Saved entries:
- - - -

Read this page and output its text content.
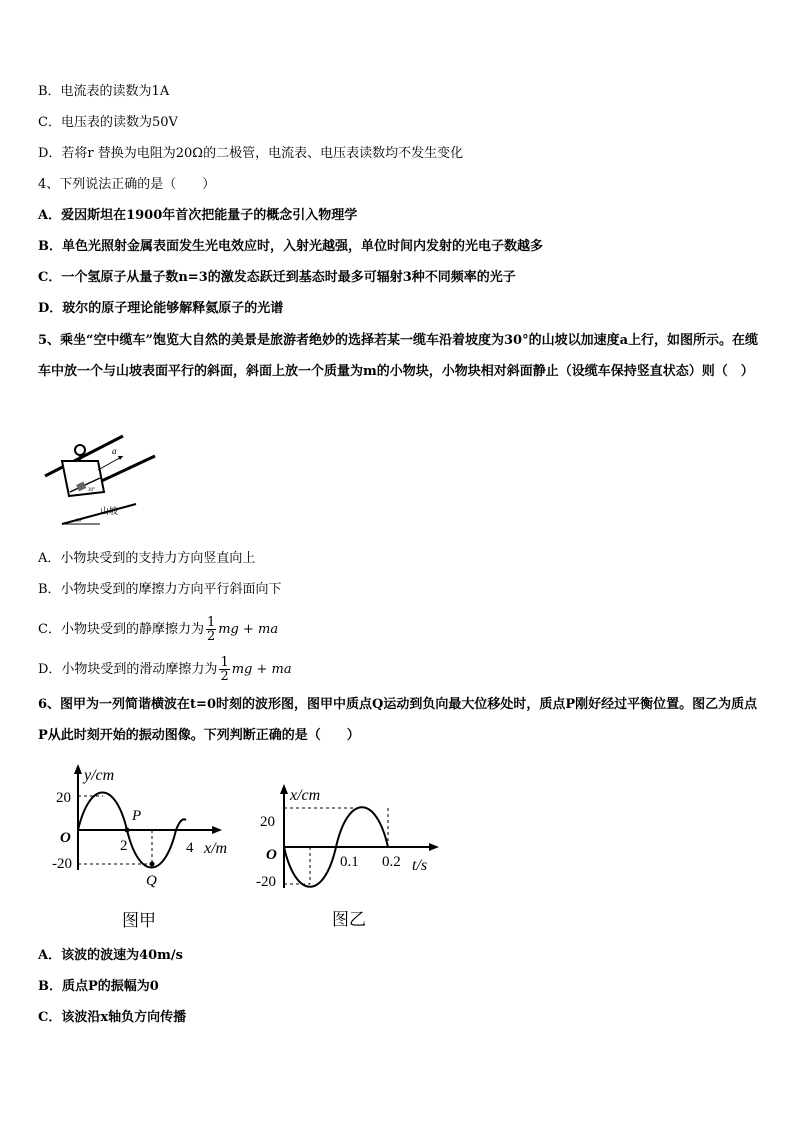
B．电流表的读数为1A
C．电压表的读数为50V
D．若将r 替换为电阻为20Ω的二极管，电流表、电压表读数均不发生变化
4、下列说法正确的是（　　）
A．爱因斯坦在1900年首次把能量子的概念引入物理学
B．单色光照射金属表面发生光电效应时，入射光越强，单位时间内发射的光电子数越多
C．一个氢原子从量子数n=3的激发态跃迁到基态时最多可辐射3种不同频率的光子
D．玻尔的原子理论能够解释氦原子的光谱
5、乘坐“空中缆车”饱览大自然的美景是旅游者绝妙的选择若某一缆车沿着坡度为30°的山坡以加速度a上行，如图所示。在缆车中放一个与山坡表面平行的斜面，斜面上放一个质量为m的小物块，小物块相对斜面静止（设缆车保持竖直状态）则（　）
a
30°
30°
山坡
A．小物块受到的支持力方向竖直向上
B．小物块受到的摩擦力方向平行斜面向下
C．小物块受到的静摩擦力为 $\frac{1}{2}$ mg + ma
D．小物块受到的滑动摩擦力为 $\frac{1}{2}$ mg + ma
6、图甲为一列简谐横波在t=0时刻的波形图，图甲中质点Q运动到负向最大位移处时，质点P刚好经过平衡位置。图乙为质点P从此时刻开始的振动图像。下列判断正确的是（　　）
y/cm
x/m
20
-20
O	2	4
P
Q
图甲
x/cm
t/s
20
-20
O	0.1 0.2
图乙
A．该波的波速为40m/s
B．质点P的振幅为0
C．该波沿x轴负方向传播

- - - -

◆ Task prompt: Go through the entries above and print each one exactly, minus the pictures.

◆ Right answer:
Read this page and output its text content.
B．电流表的读数为1A
C．电压表的读数为50V
D．若将r 替换为电阻为20Ω的二极管，电流表、电压表读数均不发生变化
4、下列说法正确的是（　　）
A．爱因斯坦在1900年首次把能量子的概念引入物理学
B．单色光照射金属表面发生光电效应时，入射光越强，单位时间内发射的光电子数越多
C．一个氢原子从量子数n=3的激发态跃迁到基态时最多可辐射3种不同频率的光子
D．玻尔的原子理论能够解释氦原子的光谱
5、乘坐“空中缆车”饱览大自然的美景是旅游者绝妙的选择若某一缆车沿着坡度为30°的山坡以加速度a上行，如图所示。在缆车中放一个与山坡表面平行的斜面，斜面上放一个质量为m的小物块，小物块相对斜面静止（设缆车保持竖直状态）则（　）
a
30°
30°
山坡
A．小物块受到的支持力方向竖直向上
B．小物块受到的摩擦力方向平行斜面向下
C．小物块受到的静摩擦力为 $\frac{1}{2}$ mg + ma
D．小物块受到的滑动摩擦力为 $\frac{1}{2}$ mg + ma
6、图甲为一列简谐横波在t=0时刻的波形图，图甲中质点Q运动到负向最大位移处时，质点P刚好经过平衡位置。图乙为质点P从此时刻开始的振动图像。下列判断正确的是（　　）
y/cm
x/m
20
-20
O	2	4
P
Q
图甲
x/cm
t/s
20
-20
O	0.1 0.2
图乙
A．该波的波速为40m/s
B．质点P的振幅为0
C．该波沿x轴负方向传播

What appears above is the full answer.